> **Directive**
Send back all the data below, exactly as given.

[Data entries]
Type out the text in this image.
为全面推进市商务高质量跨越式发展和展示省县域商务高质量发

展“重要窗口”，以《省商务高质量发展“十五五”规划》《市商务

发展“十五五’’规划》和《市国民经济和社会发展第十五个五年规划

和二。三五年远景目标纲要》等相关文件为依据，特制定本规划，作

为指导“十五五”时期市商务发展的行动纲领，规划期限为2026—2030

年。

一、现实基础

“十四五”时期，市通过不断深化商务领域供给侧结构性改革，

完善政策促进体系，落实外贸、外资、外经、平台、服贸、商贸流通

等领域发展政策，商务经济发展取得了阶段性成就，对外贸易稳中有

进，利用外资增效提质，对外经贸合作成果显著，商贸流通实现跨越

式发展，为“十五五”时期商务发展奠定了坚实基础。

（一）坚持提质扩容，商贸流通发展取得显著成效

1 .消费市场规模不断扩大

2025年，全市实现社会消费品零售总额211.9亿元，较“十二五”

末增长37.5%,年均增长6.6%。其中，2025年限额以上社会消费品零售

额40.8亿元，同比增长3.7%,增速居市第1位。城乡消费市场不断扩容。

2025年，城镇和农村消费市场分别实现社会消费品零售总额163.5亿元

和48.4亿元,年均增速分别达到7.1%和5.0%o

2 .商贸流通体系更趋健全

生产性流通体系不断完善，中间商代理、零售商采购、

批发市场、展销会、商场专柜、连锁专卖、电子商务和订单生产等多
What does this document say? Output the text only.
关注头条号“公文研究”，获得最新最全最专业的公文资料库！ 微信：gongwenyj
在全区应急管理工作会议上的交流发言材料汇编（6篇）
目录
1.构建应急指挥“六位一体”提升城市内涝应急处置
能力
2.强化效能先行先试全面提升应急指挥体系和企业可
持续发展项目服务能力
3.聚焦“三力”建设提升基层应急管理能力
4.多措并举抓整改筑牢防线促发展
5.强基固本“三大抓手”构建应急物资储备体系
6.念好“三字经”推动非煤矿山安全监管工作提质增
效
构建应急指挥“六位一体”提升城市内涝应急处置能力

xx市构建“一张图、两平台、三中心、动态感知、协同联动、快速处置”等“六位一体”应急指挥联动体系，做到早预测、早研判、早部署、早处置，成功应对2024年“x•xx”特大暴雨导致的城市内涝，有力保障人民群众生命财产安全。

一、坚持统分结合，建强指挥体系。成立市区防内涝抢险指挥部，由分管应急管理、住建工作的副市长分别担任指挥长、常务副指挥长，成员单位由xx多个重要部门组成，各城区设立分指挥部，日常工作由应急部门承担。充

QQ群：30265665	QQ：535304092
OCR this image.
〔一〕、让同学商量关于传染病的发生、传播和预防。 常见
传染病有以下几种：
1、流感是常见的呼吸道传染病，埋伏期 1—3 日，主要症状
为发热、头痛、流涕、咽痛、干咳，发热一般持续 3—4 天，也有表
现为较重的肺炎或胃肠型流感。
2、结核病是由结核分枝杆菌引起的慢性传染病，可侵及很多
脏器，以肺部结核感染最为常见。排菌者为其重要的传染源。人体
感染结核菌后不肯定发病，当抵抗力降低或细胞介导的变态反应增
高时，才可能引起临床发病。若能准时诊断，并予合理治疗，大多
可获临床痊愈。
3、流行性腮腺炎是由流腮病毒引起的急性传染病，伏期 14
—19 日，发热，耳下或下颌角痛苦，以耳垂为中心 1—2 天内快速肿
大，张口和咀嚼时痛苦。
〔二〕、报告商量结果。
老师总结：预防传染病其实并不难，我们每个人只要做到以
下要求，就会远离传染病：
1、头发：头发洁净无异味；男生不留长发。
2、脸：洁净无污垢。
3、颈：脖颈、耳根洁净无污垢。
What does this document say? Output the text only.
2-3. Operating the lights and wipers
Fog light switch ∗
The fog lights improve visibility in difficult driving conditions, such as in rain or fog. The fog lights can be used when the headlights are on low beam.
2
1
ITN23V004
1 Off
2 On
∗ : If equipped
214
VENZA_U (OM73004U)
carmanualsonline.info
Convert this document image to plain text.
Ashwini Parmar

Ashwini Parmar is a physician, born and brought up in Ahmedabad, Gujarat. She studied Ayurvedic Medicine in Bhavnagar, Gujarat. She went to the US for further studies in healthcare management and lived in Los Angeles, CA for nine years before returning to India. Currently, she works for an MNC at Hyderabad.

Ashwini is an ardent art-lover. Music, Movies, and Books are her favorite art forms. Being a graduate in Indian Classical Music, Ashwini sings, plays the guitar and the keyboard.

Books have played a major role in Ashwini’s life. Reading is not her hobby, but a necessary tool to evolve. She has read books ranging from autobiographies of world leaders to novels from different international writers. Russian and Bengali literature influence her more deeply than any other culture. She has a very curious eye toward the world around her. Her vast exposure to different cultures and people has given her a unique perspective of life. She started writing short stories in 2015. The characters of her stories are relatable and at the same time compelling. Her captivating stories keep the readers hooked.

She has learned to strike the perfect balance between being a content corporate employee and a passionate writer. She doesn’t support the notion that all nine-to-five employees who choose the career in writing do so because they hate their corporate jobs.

> **Reply to the task**
Type out the text in this image.
为全面推进市商务高质量跨越式发展和展示省县域商务高质量发

展“重要窗口”，以《省商务高质量发展“十五五”规划》《市商务

发展“十五五’’规划》和《市国民经济和社会发展第十五个五年规划

和二。三五年远景目标纲要》等相关文件为依据，特制定本规划，作

为指导“十五五”时期市商务发展的行动纲领，规划期限为2026—2030

年。

一、现实基础

“十四五”时期，市通过不断深化商务领域供给侧结构性改革，

完善政策促进体系，落实外贸、外资、外经、平台、服贸、商贸流通

等领域发展政策，商务经济发展取得了阶段性成就，对外贸易稳中有

进，利用外资增效提质，对外经贸合作成果显著，商贸流通实现跨越

式发展，为“十五五”时期商务发展奠定了坚实基础。

（一）坚持提质扩容，商贸流通发展取得显著成效

1 .消费市场规模不断扩大

2025年，全市实现社会消费品零售总额211.9亿元，较“十二五”

末增长37.5%,年均增长6.6%。其中，2025年限额以上社会消费品零售

额40.8亿元，同比增长3.7%,增速居市第1位。城乡消费市场不断扩容。

2025年，城镇和农村消费市场分别实现社会消费品零售总额163.5亿元

和48.4亿元,年均增速分别达到7.1%和5.0%o

2 .商贸流通体系更趋健全

生产性流通体系不断完善，中间商代理、零售商采购、

批发市场、展销会、商场专柜、连锁专卖、电子商务和订单生产等多
What does this document say? Output the text only.
关注头条号“公文研究”，获得最新最全最专业的公文资料库！ 微信：gongwenyj
在全区应急管理工作会议上的交流发言材料汇编（6篇）
目录
1.构建应急指挥“六位一体”提升城市内涝应急处置
能力
2.强化效能先行先试全面提升应急指挥体系和企业可
持续发展项目服务能力
3.聚焦“三力”建设提升基层应急管理能力
4.多措并举抓整改筑牢防线促发展
5.强基固本“三大抓手”构建应急物资储备体系
6.念好“三字经”推动非煤矿山安全监管工作提质增
效
构建应急指挥“六位一体”提升城市内涝应急处置能力

xx市构建“一张图、两平台、三中心、动态感知、协同联动、快速处置”等“六位一体”应急指挥联动体系，做到早预测、早研判、早部署、早处置，成功应对2024年“x•xx”特大暴雨导致的城市内涝，有力保障人民群众生命财产安全。

一、坚持统分结合，建强指挥体系。成立市区防内涝抢险指挥部，由分管应急管理、住建工作的副市长分别担任指挥长、常务副指挥长，成员单位由xx多个重要部门组成，各城区设立分指挥部，日常工作由应急部门承担。充

QQ群：30265665	QQ：535304092
OCR this image.
〔一〕、让同学商量关于传染病的发生、传播和预防。 常见
传染病有以下几种：
1、流感是常见的呼吸道传染病，埋伏期 1—3 日，主要症状
为发热、头痛、流涕、咽痛、干咳，发热一般持续 3—4 天，也有表
现为较重的肺炎或胃肠型流感。
2、结核病是由结核分枝杆菌引起的慢性传染病，可侵及很多
脏器，以肺部结核感染最为常见。排菌者为其重要的传染源。人体
感染结核菌后不肯定发病，当抵抗力降低或细胞介导的变态反应增
高时，才可能引起临床发病。若能准时诊断，并予合理治疗，大多
可获临床痊愈。
3、流行性腮腺炎是由流腮病毒引起的急性传染病，伏期 14
—19 日，发热，耳下或下颌角痛苦，以耳垂为中心 1—2 天内快速肿
大，张口和咀嚼时痛苦。
〔二〕、报告商量结果。
老师总结：预防传染病其实并不难，我们每个人只要做到以
下要求，就会远离传染病：
1、头发：头发洁净无异味；男生不留长发。
2、脸：洁净无污垢。
3、颈：脖颈、耳根洁净无污垢。
What does this document say? Output the text only.
2-3. Operating the lights and wipers
Fog light switch ∗
The fog lights improve visibility in difficult driving conditions, such as in rain or fog. The fog lights can be used when the headlights are on low beam.
2
1
ITN23V004
1 Off
2 On
∗ : If equipped
214
VENZA_U (OM73004U)
carmanualsonline.info
Convert this document image to plain text.
Ashwini Parmar

Ashwini Parmar is a physician, born and brought up in Ahmedabad, Gujarat. She studied Ayurvedic Medicine in Bhavnagar, Gujarat. She went to the US for further studies in healthcare management and lived in Los Angeles, CA for nine years before returning to India. Currently, she works for an MNC at Hyderabad.

Ashwini is an ardent art-lover. Music, Movies, and Books are her favorite art forms. Being a graduate in Indian Classical Music, Ashwini sings, plays the guitar and the keyboard.

Books have played a major role in Ashwini’s life. Reading is not her hobby, but a necessary tool to evolve. She has read books ranging from autobiographies of world leaders to novels from different international writers. Russian and Bengali literature influence her more deeply than any other culture. She has a very curious eye toward the world around her. Her vast exposure to different cultures and people has given her a unique perspective of life. She started writing short stories in 2015. The characters of her stories are relatable and at the same time compelling. Her captivating stories keep the readers hooked.

She has learned to strike the perfect balance between being a content corporate employee and a passionate writer. She doesn’t support the notion that all nine-to-five employees who choose the career in writing do so because they hate their corporate jobs.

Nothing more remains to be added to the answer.